Write every entry out again exactly, please, and skip the pictures.

==== DATA

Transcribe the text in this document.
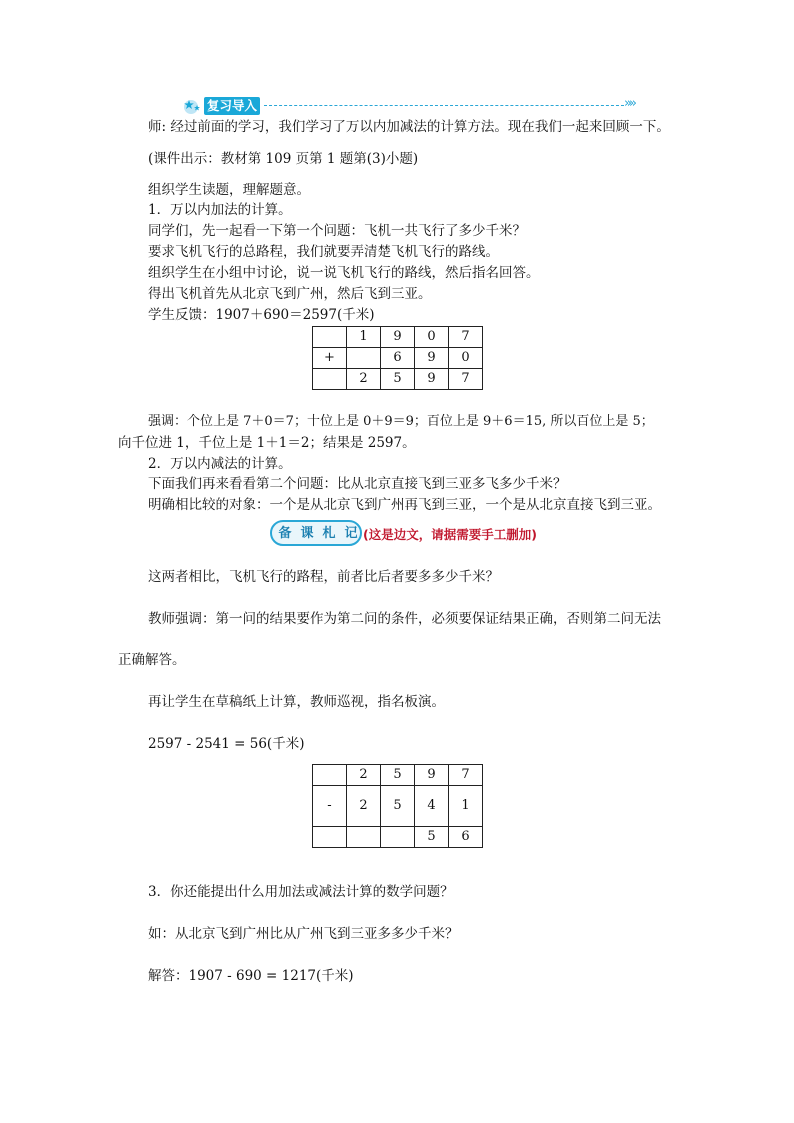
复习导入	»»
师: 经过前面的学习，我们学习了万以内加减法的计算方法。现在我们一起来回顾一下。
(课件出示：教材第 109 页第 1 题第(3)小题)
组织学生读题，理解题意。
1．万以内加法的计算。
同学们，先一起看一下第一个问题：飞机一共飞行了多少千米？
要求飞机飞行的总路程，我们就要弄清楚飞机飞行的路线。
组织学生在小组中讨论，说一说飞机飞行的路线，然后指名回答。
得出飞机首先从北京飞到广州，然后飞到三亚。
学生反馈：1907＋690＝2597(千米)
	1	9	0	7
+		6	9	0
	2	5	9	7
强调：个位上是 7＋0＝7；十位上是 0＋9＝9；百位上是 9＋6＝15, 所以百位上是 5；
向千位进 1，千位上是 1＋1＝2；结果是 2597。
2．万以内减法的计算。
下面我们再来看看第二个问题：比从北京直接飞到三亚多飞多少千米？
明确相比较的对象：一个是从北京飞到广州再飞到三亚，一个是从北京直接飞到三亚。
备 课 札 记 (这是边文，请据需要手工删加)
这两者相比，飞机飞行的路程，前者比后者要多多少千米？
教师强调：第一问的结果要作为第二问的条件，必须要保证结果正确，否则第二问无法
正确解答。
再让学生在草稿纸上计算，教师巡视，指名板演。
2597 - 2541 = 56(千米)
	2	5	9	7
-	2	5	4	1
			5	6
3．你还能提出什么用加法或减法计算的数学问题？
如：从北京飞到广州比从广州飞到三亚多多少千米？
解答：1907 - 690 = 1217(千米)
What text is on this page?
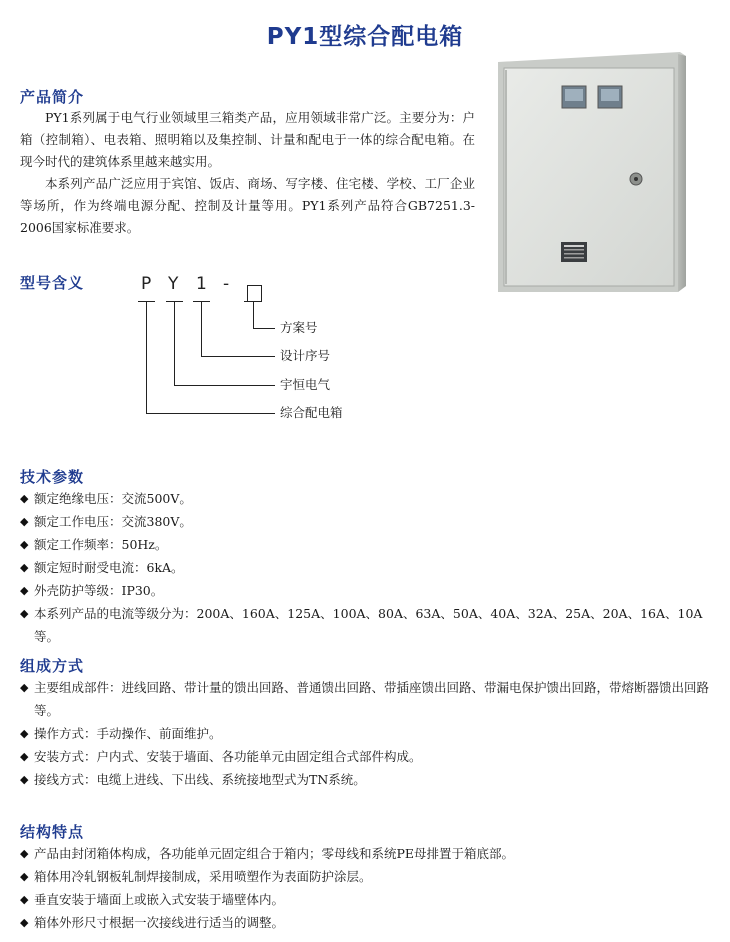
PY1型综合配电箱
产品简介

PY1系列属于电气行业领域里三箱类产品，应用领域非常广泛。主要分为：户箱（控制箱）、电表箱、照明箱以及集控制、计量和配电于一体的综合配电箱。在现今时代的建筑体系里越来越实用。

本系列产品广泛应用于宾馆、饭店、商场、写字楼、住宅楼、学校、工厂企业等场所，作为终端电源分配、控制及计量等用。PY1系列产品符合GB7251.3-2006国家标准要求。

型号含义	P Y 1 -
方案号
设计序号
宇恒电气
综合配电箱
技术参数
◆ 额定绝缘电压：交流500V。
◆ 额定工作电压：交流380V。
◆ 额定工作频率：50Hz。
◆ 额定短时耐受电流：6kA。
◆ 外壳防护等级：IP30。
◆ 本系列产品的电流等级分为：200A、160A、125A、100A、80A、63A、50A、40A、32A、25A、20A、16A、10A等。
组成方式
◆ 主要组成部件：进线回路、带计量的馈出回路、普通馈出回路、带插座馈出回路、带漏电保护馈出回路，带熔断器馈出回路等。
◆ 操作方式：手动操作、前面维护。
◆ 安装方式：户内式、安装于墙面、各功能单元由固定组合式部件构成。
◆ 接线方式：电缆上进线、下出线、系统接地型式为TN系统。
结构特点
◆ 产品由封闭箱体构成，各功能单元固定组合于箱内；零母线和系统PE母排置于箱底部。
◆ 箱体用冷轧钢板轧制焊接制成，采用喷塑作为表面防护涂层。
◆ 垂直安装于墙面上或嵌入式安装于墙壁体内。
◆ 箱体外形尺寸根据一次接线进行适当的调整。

========

- _EXPECTED OUTPUT_
Transcribe the text in this document.
复习导入	»»
师: 经过前面的学习，我们学习了万以内加减法的计算方法。现在我们一起来回顾一下。
(课件出示：教材第 109 页第 1 题第(3)小题)
组织学生读题，理解题意。
1．万以内加法的计算。
同学们，先一起看一下第一个问题：飞机一共飞行了多少千米？
要求飞机飞行的总路程，我们就要弄清楚飞机飞行的路线。
组织学生在小组中讨论，说一说飞机飞行的路线，然后指名回答。
得出飞机首先从北京飞到广州，然后飞到三亚。
学生反馈：1907＋690＝2597(千米)
	1	9	0	7
+		6	9	0
	2	5	9	7
强调：个位上是 7＋0＝7；十位上是 0＋9＝9；百位上是 9＋6＝15, 所以百位上是 5；
向千位进 1，千位上是 1＋1＝2；结果是 2597。
2．万以内减法的计算。
下面我们再来看看第二个问题：比从北京直接飞到三亚多飞多少千米？
明确相比较的对象：一个是从北京飞到广州再飞到三亚，一个是从北京直接飞到三亚。
备 课 札 记 (这是边文，请据需要手工删加)
这两者相比，飞机飞行的路程，前者比后者要多多少千米？
教师强调：第一问的结果要作为第二问的条件，必须要保证结果正确，否则第二问无法
正确解答。
再让学生在草稿纸上计算，教师巡视，指名板演。
2597 - 2541 = 56(千米)
	2	5	9	7
-	2	5	4	1
			5	6
3．你还能提出什么用加法或减法计算的数学问题？
如：从北京飞到广州比从广州飞到三亚多多少千米？
解答：1907 - 690 = 1217(千米)
What text is on this page?
PY1型综合配电箱
产品简介

PY1系列属于电气行业领域里三箱类产品，应用领域非常广泛。主要分为：户箱（控制箱）、电表箱、照明箱以及集控制、计量和配电于一体的综合配电箱。在现今时代的建筑体系里越来越实用。

本系列产品广泛应用于宾馆、饭店、商场、写字楼、住宅楼、学校、工厂企业等场所，作为终端电源分配、控制及计量等用。PY1系列产品符合GB7251.3-2006国家标准要求。

型号含义	P Y 1 -
方案号
设计序号
宇恒电气
综合配电箱
技术参数
◆ 额定绝缘电压：交流500V。
◆ 额定工作电压：交流380V。
◆ 额定工作频率：50Hz。
◆ 额定短时耐受电流：6kA。
◆ 外壳防护等级：IP30。
◆ 本系列产品的电流等级分为：200A、160A、125A、100A、80A、63A、50A、40A、32A、25A、20A、16A、10A等。
组成方式
◆ 主要组成部件：进线回路、带计量的馈出回路、普通馈出回路、带插座馈出回路、带漏电保护馈出回路，带熔断器馈出回路等。
◆ 操作方式：手动操作、前面维护。
◆ 安装方式：户内式、安装于墙面、各功能单元由固定组合式部件构成。
◆ 接线方式：电缆上进线、下出线、系统接地型式为TN系统。
结构特点
◆ 产品由封闭箱体构成，各功能单元固定组合于箱内；零母线和系统PE母排置于箱底部。
◆ 箱体用冷轧钢板轧制焊接制成，采用喷塑作为表面防护涂层。
◆ 垂直安装于墙面上或嵌入式安装于墙壁体内。
◆ 箱体外形尺寸根据一次接线进行适当的调整。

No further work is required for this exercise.